Goal:
For each statement, decide whether it agrees with the bill analysis below, and give yes or no along with the exact words of the text that settle it: (a) The bill was taken up by the Transportation Committee. (b) Five representatives are listed as sponsors. (c) The bill would let public entities subject to the Open Public Meetings Act go into executive session to consider market-sensitive greenhouse gas allowance information.

Washington State
House of Representatives
Office of Program Research
BILL
ANALYSIS
Environment & Energy Committee
HB 2376
Brief Description: Concerning the regulatory obligations of certain public entities, including municipal gas utilities, under the climate commitment act.
Sponsors: Representatives Robertson, Stokesbary, Dent, Ybarra and Caldier.
Brief Summary of Bill
  • Permits public entities subject to the Open Public Meetings Act to enter executive session to consider greenhouse gas allowance financial, proprietary, or market-sensitive information that is exempt from public disclosure under the Climate Commitment Act. 
  • Changes the rate of no-cost allowance allocation and the percent of allowances that must be consigned to auction for municipal gas utilities that are covered entities required to participate in the Climate Commitment Act's Cap and Invest Program.
Hearing Date: 1/22/24
Staff: Jacob Lipson (786-7196).

Provided information:
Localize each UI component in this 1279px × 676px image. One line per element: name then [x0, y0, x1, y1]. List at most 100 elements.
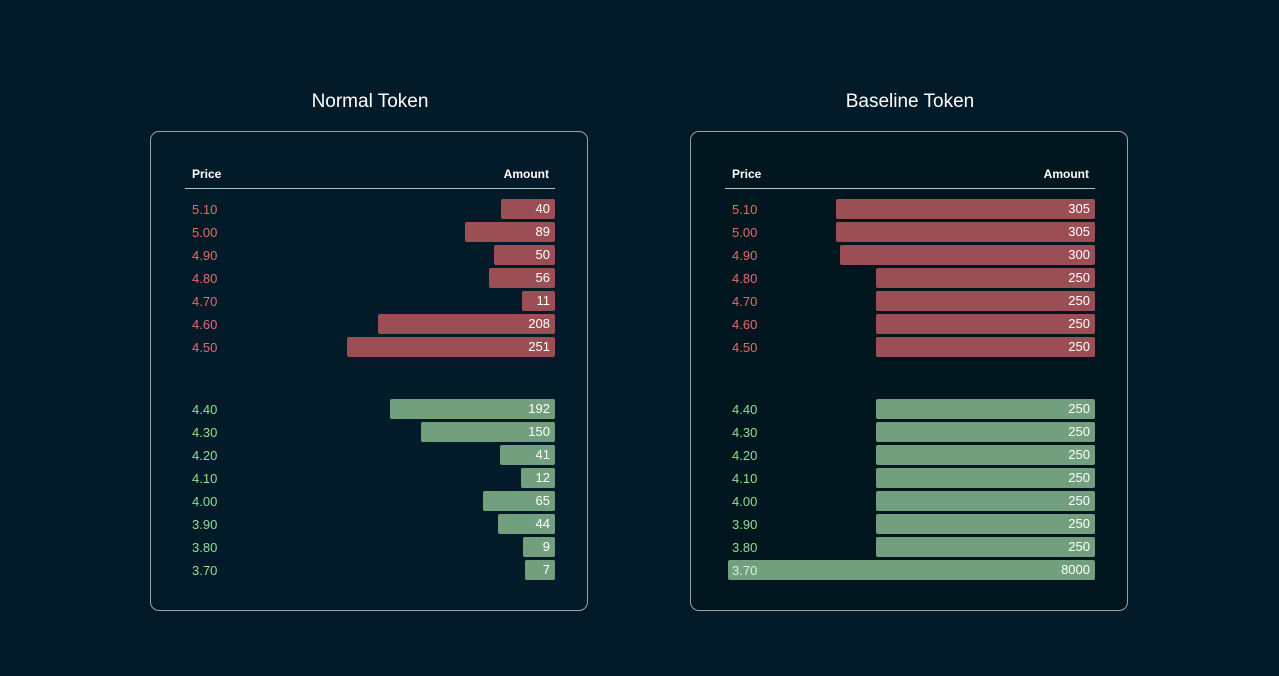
...
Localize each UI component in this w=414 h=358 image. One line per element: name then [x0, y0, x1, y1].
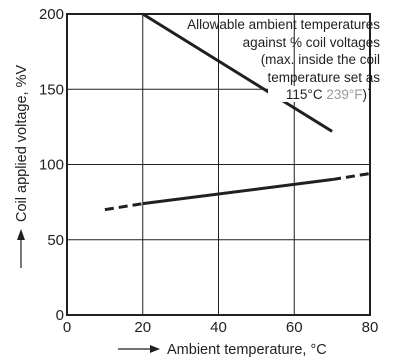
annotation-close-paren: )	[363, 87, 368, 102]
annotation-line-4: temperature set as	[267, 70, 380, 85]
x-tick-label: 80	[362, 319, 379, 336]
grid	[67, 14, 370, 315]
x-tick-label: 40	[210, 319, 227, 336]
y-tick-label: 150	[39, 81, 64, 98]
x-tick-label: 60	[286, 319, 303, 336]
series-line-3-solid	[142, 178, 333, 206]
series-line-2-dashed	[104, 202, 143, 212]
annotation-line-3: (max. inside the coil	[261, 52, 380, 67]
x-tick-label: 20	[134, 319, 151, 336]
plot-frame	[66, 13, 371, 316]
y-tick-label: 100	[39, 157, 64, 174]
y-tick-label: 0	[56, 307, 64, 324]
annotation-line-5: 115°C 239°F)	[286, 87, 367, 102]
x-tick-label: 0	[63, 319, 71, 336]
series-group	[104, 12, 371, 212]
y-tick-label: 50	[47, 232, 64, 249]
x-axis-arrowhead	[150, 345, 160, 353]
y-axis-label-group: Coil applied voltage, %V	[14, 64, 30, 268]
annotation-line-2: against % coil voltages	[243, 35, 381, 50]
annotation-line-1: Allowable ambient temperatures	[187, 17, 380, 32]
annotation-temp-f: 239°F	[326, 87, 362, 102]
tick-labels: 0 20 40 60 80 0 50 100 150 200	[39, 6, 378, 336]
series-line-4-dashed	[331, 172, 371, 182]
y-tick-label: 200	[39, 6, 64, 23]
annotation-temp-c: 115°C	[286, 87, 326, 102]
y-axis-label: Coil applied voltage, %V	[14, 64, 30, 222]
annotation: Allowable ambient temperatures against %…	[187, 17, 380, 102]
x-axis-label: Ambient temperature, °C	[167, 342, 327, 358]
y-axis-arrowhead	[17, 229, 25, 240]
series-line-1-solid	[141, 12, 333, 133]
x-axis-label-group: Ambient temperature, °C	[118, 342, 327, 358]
---
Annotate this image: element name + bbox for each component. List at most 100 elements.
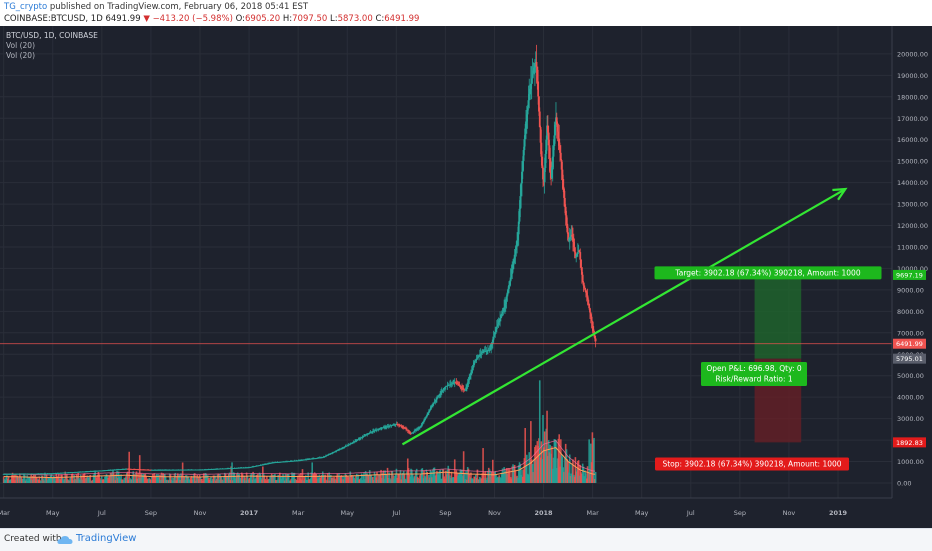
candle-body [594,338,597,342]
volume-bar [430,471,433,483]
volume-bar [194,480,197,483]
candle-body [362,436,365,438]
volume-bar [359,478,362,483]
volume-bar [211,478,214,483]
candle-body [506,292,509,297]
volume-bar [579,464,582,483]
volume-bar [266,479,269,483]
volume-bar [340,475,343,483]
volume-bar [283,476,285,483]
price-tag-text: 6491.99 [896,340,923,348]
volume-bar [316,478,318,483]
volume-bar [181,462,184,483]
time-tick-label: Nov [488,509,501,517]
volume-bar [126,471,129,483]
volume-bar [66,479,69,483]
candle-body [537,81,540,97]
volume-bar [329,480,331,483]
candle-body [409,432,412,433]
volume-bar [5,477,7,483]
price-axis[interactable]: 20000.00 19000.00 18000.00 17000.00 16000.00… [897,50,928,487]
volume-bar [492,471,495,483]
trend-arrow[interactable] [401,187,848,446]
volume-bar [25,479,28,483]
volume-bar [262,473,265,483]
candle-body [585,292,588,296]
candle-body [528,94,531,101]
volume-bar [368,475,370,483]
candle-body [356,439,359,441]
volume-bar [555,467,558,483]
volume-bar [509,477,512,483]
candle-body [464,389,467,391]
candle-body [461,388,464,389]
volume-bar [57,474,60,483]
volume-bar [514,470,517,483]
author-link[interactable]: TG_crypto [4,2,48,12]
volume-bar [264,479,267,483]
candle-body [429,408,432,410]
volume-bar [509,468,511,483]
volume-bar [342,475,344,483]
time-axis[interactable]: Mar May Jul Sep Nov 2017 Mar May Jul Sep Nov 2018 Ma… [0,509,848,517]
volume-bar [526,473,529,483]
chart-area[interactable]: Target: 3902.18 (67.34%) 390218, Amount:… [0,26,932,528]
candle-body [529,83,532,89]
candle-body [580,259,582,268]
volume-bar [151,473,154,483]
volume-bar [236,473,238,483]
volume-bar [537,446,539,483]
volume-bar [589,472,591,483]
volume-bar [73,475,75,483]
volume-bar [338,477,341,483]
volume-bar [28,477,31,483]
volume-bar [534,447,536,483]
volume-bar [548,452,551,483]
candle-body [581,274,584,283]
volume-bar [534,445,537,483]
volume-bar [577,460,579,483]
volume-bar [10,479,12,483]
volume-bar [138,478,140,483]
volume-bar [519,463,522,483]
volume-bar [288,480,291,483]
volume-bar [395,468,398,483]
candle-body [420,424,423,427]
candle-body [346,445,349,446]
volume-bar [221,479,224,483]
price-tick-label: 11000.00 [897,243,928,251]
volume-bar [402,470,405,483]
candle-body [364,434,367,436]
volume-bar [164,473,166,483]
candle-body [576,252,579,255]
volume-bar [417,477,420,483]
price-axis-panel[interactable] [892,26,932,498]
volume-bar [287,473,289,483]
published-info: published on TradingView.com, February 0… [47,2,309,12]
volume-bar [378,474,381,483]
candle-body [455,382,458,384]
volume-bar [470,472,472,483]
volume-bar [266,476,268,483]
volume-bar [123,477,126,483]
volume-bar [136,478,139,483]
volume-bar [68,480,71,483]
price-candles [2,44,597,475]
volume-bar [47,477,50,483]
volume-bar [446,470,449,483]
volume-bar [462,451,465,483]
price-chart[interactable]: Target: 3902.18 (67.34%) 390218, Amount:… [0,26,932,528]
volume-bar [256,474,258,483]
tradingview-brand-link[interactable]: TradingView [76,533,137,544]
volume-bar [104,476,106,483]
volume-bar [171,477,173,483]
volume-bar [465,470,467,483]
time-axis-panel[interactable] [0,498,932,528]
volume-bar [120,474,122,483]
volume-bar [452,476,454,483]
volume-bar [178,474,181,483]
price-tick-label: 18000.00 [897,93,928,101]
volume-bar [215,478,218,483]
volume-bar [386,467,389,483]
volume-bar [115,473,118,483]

Written response:
(a) No: "Environment & Energy Committee"
(b) Yes: "Sponsors: Representatives Robertson, Stokesbary, Dent, Ybarra and Caldier."
(c) Yes: "Permits public entities subject to the Open Public Meetings Act to enter executive session to consider greenhouse gas allowance financial, proprietary, or market-sensitive information"